**Your goal:** Extract every line starting at the line that contains "Parse this screenshot: output" and ending with the final line of the data, inclusive; give only those lines, word for word.

**Material for the task:**
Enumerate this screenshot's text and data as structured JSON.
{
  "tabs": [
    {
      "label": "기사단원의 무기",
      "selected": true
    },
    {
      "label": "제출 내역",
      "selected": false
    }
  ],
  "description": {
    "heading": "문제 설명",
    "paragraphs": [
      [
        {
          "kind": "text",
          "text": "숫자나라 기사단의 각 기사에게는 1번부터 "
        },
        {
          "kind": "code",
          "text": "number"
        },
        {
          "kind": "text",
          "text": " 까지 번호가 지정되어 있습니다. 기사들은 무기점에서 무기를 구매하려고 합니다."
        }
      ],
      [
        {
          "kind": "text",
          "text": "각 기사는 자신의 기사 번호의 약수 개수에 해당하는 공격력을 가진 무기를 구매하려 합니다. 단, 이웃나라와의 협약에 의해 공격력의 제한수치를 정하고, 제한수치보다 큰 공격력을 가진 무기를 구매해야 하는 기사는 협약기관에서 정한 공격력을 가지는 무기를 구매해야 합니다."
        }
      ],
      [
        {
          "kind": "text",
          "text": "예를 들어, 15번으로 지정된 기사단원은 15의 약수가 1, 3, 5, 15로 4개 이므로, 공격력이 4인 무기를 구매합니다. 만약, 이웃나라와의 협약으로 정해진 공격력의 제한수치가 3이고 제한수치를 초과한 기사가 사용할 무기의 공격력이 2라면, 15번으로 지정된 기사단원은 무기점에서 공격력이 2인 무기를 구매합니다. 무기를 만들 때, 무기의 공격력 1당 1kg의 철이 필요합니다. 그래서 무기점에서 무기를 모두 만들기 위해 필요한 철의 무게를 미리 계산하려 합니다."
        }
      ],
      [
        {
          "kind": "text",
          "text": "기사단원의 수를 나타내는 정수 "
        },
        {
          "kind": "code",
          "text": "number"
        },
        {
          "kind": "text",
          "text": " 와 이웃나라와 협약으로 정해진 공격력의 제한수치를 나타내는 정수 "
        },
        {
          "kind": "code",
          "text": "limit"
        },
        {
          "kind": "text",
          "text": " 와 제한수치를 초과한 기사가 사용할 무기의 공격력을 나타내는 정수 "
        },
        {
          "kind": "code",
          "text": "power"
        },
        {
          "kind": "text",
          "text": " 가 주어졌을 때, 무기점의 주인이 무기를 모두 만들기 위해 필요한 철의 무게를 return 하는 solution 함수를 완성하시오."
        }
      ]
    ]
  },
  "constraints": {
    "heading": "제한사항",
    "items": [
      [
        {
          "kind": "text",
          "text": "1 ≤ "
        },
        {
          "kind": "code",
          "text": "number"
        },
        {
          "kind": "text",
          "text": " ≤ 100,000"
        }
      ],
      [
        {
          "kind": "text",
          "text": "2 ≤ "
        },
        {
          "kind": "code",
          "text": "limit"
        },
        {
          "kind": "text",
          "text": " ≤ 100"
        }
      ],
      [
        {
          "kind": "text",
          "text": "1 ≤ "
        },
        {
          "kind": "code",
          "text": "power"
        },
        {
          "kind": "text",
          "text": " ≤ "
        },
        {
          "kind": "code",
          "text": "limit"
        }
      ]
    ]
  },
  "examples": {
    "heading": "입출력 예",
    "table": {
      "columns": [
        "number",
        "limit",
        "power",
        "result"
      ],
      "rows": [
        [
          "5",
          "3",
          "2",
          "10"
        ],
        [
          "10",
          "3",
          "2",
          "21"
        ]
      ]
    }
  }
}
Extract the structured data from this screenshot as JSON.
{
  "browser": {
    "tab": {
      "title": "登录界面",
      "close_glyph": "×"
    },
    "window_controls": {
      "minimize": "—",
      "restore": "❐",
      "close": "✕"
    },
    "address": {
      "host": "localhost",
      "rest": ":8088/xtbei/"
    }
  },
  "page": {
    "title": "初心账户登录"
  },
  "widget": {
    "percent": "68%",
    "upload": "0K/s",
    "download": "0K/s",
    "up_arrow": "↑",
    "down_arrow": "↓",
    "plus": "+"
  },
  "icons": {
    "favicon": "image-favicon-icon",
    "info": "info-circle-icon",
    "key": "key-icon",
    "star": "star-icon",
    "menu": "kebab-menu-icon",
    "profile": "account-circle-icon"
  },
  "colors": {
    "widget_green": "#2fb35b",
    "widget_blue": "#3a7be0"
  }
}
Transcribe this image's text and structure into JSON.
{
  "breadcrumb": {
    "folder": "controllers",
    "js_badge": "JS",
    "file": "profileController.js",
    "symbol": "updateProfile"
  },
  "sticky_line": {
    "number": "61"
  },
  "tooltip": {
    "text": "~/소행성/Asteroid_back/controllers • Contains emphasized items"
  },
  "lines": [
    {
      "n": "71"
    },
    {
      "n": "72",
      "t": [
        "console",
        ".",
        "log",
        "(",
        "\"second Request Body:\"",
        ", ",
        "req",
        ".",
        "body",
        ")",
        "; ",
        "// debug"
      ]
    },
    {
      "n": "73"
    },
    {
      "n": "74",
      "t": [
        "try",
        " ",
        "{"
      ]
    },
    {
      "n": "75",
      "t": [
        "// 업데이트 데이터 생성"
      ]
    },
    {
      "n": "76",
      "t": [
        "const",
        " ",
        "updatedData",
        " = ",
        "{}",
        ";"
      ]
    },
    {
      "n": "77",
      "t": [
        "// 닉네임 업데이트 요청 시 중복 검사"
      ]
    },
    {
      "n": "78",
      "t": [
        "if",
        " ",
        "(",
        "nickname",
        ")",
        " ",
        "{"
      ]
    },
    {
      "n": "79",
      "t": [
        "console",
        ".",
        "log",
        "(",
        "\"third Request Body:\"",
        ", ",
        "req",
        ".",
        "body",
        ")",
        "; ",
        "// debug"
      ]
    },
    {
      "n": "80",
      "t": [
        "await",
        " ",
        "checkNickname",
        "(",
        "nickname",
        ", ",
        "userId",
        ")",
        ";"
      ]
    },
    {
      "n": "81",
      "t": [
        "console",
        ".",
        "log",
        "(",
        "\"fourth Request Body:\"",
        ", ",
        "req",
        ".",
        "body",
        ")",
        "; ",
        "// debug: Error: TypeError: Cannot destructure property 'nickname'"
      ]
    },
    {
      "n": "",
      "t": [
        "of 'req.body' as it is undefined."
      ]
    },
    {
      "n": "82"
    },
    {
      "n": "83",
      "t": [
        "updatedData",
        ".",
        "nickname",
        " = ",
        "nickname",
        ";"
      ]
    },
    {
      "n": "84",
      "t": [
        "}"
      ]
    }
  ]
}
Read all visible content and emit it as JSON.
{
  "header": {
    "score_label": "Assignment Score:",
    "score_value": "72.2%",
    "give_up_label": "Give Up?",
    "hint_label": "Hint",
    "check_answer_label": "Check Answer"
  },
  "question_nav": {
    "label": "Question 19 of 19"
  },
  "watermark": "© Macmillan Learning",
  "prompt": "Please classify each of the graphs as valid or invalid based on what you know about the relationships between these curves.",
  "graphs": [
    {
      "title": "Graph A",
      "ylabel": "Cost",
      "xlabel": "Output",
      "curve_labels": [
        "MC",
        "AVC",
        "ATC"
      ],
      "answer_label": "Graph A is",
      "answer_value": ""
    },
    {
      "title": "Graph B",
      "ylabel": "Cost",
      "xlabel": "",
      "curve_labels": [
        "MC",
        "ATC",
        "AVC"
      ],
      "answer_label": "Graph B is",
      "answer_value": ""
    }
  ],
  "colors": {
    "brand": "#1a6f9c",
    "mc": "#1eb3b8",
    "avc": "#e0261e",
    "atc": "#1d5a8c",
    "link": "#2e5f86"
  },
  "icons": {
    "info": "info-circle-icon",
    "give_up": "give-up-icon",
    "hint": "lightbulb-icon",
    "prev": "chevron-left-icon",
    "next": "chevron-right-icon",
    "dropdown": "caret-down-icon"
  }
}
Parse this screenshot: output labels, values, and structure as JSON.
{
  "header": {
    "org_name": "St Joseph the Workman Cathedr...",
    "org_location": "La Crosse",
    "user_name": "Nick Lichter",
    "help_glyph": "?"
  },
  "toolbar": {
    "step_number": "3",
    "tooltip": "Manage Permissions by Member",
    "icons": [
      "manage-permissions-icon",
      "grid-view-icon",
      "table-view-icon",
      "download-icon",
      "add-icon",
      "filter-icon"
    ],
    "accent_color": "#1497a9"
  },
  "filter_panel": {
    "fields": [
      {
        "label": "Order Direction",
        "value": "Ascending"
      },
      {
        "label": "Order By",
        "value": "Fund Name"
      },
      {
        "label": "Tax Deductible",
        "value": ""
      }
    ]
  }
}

**Response below:**
Parse this screenshot: output labels, values, and structure as JSON.
{
  "header": {
    "org_name": "St Joseph the Workman Cathedr...",
    "org_location": "La Crosse",
    "user_name": "Nick Lichter",
    "help_glyph": "?"
  },
  "toolbar": {
    "step_number": "3",
    "tooltip": "Manage Permissions by Member",
    "icons": [
      "manage-permissions-icon",
      "grid-view-icon",
      "table-view-icon",
      "download-icon",
      "add-icon",
      "filter-icon"
    ],
    "accent_color": "#1497a9"
  },
  "filter_panel": {
    "fields": [
      {
        "label": "Order Direction",
        "value": "Ascending"
      },
      {
        "label": "Order By",
        "value": "Fund Name"
      },
      {
        "label": "Tax Deductible",
        "value": ""
      }
    ]
  }
}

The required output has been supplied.